:: Data listing

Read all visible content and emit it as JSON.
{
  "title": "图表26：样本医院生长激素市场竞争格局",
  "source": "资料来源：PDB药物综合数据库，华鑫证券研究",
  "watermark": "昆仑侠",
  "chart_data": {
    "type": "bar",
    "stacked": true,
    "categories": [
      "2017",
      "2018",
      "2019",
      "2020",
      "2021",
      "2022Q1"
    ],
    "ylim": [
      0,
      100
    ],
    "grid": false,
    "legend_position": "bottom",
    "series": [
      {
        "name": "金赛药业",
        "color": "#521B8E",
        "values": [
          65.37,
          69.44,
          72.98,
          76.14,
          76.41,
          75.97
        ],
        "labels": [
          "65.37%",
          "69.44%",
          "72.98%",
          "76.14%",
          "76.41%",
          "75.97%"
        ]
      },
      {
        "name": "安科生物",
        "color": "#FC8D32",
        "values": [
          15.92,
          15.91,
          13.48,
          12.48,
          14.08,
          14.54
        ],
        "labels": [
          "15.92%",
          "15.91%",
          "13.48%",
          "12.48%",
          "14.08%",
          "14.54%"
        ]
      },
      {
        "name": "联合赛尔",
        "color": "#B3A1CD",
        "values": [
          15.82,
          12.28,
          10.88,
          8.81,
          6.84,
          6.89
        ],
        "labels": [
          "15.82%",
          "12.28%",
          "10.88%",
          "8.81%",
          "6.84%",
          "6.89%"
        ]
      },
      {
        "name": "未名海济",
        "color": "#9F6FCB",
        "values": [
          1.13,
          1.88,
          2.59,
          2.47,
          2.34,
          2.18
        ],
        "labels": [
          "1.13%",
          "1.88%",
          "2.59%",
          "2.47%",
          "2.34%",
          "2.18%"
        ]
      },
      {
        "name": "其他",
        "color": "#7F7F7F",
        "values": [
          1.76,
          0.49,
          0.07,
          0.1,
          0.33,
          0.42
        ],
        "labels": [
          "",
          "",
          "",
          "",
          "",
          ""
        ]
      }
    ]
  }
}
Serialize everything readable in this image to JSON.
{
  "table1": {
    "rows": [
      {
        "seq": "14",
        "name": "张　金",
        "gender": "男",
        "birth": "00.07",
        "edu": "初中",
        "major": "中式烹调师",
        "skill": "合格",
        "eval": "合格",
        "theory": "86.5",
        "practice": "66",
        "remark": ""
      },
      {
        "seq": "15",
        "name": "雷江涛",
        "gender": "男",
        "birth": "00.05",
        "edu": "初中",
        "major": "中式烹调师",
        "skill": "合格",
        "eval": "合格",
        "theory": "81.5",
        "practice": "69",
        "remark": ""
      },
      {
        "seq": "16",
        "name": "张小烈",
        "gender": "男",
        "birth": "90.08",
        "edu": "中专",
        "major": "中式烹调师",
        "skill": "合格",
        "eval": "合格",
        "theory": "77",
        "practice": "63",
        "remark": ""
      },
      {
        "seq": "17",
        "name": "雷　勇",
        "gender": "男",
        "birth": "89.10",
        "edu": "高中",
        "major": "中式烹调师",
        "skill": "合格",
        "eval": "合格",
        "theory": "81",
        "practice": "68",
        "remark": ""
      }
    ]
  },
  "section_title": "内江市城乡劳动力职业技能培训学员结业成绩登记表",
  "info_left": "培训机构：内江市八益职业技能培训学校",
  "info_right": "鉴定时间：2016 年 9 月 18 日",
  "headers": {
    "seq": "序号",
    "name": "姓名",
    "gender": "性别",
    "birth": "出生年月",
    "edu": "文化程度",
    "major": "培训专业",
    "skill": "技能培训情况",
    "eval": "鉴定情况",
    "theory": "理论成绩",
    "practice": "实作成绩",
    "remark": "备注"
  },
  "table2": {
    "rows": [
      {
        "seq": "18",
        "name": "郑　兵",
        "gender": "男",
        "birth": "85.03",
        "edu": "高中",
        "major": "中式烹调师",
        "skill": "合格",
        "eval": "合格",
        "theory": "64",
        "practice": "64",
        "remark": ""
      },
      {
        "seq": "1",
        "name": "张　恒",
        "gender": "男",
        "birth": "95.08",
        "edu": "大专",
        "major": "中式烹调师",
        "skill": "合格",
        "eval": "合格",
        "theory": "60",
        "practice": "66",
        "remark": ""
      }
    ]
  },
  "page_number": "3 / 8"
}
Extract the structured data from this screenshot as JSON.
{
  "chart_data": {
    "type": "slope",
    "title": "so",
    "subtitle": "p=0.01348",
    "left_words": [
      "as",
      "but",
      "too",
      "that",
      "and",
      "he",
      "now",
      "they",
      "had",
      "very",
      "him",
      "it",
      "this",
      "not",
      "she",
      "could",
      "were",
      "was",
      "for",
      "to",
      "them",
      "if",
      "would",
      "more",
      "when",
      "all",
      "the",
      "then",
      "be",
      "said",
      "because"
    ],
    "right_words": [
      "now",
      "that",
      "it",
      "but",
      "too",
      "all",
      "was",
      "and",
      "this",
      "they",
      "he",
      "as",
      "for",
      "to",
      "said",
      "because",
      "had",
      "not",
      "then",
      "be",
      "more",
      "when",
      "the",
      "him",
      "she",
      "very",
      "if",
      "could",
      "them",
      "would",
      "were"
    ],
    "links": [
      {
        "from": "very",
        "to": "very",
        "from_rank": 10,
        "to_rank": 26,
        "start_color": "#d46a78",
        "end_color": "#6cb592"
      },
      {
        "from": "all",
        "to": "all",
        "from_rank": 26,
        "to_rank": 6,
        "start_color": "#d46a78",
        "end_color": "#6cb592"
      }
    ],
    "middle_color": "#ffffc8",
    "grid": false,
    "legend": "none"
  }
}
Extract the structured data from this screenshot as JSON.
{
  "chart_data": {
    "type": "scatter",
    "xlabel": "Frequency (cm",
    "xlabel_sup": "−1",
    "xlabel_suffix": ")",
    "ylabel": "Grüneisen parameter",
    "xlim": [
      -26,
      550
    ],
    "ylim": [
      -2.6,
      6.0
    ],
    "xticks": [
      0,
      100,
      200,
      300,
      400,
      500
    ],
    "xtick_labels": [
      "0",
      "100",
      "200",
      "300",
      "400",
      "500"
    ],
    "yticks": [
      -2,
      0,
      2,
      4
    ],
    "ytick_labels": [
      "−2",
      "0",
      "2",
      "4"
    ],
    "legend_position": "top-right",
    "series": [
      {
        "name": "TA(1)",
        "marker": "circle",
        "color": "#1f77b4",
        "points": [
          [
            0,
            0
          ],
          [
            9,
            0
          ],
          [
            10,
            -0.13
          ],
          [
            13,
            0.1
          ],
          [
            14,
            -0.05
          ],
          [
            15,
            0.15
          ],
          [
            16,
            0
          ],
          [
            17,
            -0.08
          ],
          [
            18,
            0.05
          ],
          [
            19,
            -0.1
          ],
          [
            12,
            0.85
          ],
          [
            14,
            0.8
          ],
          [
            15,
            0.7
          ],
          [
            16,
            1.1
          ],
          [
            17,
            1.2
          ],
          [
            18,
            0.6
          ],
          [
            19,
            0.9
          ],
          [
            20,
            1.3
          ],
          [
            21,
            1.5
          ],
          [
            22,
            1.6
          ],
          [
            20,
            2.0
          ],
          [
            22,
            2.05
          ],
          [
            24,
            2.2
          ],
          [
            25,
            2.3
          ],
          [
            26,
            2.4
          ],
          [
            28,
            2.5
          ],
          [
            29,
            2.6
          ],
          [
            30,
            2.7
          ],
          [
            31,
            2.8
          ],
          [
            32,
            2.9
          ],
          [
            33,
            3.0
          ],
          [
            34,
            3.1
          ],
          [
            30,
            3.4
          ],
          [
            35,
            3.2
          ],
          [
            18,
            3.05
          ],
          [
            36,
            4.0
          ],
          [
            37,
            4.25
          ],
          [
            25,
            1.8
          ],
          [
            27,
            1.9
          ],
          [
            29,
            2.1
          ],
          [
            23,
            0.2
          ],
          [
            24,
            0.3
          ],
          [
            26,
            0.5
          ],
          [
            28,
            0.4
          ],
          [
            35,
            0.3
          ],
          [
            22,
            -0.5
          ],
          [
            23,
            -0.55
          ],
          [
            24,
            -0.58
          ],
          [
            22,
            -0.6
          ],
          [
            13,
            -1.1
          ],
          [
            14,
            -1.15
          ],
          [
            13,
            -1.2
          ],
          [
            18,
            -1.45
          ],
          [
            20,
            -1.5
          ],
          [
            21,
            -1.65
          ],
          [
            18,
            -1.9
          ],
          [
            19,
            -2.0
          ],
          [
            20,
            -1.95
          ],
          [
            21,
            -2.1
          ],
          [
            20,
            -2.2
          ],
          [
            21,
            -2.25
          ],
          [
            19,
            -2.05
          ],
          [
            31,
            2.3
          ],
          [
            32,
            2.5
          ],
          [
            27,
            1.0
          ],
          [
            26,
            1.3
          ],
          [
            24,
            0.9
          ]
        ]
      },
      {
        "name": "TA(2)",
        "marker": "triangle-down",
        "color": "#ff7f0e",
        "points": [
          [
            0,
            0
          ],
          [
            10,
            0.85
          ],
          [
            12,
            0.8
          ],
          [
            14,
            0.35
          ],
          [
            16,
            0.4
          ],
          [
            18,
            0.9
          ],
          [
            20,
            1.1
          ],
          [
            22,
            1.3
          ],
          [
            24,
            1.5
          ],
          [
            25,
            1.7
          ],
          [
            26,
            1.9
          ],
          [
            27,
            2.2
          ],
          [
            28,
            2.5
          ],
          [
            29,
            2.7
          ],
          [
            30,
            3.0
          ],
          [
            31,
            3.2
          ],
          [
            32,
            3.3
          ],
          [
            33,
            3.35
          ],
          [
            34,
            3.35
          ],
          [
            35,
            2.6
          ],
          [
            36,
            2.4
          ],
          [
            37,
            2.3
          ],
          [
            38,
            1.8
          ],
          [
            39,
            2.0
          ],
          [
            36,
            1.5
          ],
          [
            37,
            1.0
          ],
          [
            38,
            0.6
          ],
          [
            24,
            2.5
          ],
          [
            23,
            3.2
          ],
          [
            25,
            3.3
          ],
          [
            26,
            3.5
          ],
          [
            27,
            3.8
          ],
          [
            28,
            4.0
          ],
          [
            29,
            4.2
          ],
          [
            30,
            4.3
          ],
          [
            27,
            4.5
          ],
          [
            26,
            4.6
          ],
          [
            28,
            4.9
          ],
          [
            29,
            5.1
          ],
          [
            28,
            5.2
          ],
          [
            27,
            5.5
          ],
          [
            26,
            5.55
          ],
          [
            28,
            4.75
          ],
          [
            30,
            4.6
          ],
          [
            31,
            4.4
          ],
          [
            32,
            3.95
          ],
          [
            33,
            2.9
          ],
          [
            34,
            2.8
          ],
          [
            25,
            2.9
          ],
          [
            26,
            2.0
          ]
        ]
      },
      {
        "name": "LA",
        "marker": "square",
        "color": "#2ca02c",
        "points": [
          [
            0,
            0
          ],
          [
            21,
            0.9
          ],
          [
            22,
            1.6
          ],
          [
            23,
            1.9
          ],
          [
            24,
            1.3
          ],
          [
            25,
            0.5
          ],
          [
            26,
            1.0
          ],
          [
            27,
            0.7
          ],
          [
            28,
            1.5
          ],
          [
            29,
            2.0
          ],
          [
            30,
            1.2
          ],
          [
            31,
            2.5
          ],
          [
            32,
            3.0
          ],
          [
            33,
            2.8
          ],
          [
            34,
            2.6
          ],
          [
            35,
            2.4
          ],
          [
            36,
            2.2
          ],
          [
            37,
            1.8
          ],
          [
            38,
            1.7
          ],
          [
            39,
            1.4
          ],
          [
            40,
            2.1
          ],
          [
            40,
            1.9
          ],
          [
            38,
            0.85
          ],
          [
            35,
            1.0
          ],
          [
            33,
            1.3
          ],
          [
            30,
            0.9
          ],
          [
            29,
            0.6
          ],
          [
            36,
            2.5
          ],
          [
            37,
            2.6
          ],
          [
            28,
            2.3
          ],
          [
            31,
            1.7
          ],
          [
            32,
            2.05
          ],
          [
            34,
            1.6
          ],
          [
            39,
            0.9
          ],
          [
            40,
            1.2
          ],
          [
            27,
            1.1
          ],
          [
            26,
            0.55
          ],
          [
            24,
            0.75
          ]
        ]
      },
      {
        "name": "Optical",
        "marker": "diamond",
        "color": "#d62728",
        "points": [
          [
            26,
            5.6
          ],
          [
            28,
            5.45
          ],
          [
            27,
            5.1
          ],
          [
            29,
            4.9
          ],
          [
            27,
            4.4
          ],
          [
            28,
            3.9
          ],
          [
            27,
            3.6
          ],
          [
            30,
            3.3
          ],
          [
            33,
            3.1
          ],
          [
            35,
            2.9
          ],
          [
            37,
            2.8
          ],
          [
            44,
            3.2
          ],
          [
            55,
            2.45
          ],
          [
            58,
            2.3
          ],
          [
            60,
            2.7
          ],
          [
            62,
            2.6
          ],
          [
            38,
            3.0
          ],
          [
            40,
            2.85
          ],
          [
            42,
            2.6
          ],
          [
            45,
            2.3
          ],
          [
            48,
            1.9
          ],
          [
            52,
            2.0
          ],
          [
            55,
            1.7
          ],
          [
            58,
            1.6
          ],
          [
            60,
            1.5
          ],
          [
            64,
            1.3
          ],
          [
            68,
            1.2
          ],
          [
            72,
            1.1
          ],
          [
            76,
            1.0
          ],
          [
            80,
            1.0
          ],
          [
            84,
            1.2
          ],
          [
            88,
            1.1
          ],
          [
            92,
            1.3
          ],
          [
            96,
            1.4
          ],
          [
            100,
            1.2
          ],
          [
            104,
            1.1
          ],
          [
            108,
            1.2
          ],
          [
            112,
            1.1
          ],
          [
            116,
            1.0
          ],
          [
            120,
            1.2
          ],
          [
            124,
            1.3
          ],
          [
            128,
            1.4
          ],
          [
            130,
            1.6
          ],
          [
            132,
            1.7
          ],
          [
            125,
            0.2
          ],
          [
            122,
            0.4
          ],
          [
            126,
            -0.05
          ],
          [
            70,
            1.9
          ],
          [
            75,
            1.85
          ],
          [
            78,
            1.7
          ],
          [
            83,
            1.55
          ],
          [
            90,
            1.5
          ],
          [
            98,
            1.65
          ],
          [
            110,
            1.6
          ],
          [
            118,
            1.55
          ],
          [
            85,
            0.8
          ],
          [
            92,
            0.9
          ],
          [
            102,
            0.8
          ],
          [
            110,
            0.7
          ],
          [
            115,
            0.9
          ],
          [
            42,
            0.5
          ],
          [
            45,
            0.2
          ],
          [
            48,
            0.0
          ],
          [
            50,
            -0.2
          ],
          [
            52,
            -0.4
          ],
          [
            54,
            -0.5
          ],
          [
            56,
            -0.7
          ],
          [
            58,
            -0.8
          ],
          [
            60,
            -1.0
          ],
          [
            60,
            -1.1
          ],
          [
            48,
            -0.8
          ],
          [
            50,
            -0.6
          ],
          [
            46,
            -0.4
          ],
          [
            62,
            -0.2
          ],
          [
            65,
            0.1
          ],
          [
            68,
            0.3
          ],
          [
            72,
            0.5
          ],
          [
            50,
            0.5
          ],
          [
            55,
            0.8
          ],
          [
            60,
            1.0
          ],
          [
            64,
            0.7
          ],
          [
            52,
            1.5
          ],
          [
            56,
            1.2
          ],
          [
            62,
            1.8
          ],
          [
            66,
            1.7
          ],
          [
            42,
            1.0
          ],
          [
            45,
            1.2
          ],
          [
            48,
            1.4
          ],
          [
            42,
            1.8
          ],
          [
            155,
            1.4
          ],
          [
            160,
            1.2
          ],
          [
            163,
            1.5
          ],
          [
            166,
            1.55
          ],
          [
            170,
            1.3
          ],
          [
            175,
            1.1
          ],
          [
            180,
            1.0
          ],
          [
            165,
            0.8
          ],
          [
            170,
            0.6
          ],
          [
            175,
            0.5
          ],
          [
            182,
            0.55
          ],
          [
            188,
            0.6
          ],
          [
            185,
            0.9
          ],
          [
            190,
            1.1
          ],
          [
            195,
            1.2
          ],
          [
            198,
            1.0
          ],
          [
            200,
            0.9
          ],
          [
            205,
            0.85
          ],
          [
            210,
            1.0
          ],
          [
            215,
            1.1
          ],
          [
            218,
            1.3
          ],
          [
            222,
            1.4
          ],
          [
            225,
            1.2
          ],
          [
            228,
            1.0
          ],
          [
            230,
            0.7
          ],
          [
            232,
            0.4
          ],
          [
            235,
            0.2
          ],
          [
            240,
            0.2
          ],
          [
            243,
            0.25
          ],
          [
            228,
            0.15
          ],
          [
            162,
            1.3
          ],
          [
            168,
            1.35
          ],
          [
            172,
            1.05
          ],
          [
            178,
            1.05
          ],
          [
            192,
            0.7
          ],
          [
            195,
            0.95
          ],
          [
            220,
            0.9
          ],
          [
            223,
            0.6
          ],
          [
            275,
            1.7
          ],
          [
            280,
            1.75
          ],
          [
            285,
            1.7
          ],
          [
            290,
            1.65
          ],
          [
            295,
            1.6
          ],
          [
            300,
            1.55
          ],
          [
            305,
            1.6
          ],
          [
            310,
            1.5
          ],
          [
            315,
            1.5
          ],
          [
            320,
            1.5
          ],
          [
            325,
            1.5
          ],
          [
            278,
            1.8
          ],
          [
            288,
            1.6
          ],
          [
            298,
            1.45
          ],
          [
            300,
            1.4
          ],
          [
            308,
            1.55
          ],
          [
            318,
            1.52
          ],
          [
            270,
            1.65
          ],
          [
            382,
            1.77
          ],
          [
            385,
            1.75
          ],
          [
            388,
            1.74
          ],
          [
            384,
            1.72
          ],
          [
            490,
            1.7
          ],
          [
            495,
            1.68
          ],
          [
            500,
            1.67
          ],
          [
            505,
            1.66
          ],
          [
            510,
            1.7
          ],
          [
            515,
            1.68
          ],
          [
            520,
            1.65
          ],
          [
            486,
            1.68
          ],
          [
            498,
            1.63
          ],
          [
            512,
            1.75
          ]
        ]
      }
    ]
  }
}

::::

Task statement: How many lines of the listing include the string "practice"? Answer with the number alone.

Task response: 7